— BEGIN Provided material —

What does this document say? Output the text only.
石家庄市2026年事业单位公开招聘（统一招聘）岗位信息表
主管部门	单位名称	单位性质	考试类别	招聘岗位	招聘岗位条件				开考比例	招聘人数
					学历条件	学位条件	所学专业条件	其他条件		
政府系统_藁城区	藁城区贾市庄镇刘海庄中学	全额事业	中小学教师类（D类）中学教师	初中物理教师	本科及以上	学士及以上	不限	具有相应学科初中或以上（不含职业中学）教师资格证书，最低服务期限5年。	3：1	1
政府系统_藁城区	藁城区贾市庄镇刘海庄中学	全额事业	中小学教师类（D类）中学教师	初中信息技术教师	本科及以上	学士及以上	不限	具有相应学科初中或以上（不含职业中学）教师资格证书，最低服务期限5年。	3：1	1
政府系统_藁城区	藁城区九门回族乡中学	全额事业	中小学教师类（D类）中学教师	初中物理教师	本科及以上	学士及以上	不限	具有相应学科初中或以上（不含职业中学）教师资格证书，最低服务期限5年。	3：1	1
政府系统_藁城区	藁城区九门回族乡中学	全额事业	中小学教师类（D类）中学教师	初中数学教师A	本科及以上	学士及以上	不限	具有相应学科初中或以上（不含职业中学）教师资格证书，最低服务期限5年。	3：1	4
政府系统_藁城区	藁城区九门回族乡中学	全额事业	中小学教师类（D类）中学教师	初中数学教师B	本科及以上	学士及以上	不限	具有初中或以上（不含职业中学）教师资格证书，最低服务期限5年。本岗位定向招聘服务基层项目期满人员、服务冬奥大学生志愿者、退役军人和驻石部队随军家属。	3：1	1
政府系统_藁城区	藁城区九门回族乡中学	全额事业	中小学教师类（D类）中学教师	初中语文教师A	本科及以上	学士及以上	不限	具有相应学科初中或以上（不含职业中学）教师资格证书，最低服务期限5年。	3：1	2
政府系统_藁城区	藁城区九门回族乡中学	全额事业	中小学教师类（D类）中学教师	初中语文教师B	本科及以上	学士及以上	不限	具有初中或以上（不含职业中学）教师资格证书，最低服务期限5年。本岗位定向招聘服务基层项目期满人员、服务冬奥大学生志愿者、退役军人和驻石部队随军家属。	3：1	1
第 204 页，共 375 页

— END Provided material —

Your goal —
Copy out all of the records shown above exactly.

Final result —
What does this document say? Output the text only.
石家庄市2026年事业单位公开招聘（统一招聘）岗位信息表
主管部门	单位名称	单位性质	考试类别	招聘岗位	招聘岗位条件				开考比例	招聘人数
					学历条件	学位条件	所学专业条件	其他条件		
政府系统_藁城区	藁城区贾市庄镇刘海庄中学	全额事业	中小学教师类（D类）中学教师	初中物理教师	本科及以上	学士及以上	不限	具有相应学科初中或以上（不含职业中学）教师资格证书，最低服务期限5年。	3：1	1
政府系统_藁城区	藁城区贾市庄镇刘海庄中学	全额事业	中小学教师类（D类）中学教师	初中信息技术教师	本科及以上	学士及以上	不限	具有相应学科初中或以上（不含职业中学）教师资格证书，最低服务期限5年。	3：1	1
政府系统_藁城区	藁城区九门回族乡中学	全额事业	中小学教师类（D类）中学教师	初中物理教师	本科及以上	学士及以上	不限	具有相应学科初中或以上（不含职业中学）教师资格证书，最低服务期限5年。	3：1	1
政府系统_藁城区	藁城区九门回族乡中学	全额事业	中小学教师类（D类）中学教师	初中数学教师A	本科及以上	学士及以上	不限	具有相应学科初中或以上（不含职业中学）教师资格证书，最低服务期限5年。	3：1	4
政府系统_藁城区	藁城区九门回族乡中学	全额事业	中小学教师类（D类）中学教师	初中数学教师B	本科及以上	学士及以上	不限	具有初中或以上（不含职业中学）教师资格证书，最低服务期限5年。本岗位定向招聘服务基层项目期满人员、服务冬奥大学生志愿者、退役军人和驻石部队随军家属。	3：1	1
政府系统_藁城区	藁城区九门回族乡中学	全额事业	中小学教师类（D类）中学教师	初中语文教师A	本科及以上	学士及以上	不限	具有相应学科初中或以上（不含职业中学）教师资格证书，最低服务期限5年。	3：1	2
政府系统_藁城区	藁城区九门回族乡中学	全额事业	中小学教师类（D类）中学教师	初中语文教师B	本科及以上	学士及以上	不限	具有初中或以上（不含职业中学）教师资格证书，最低服务期限5年。本岗位定向招聘服务基层项目期满人员、服务冬奥大学生志愿者、退役军人和驻石部队随军家属。	3：1	1
第 204 页，共 375 页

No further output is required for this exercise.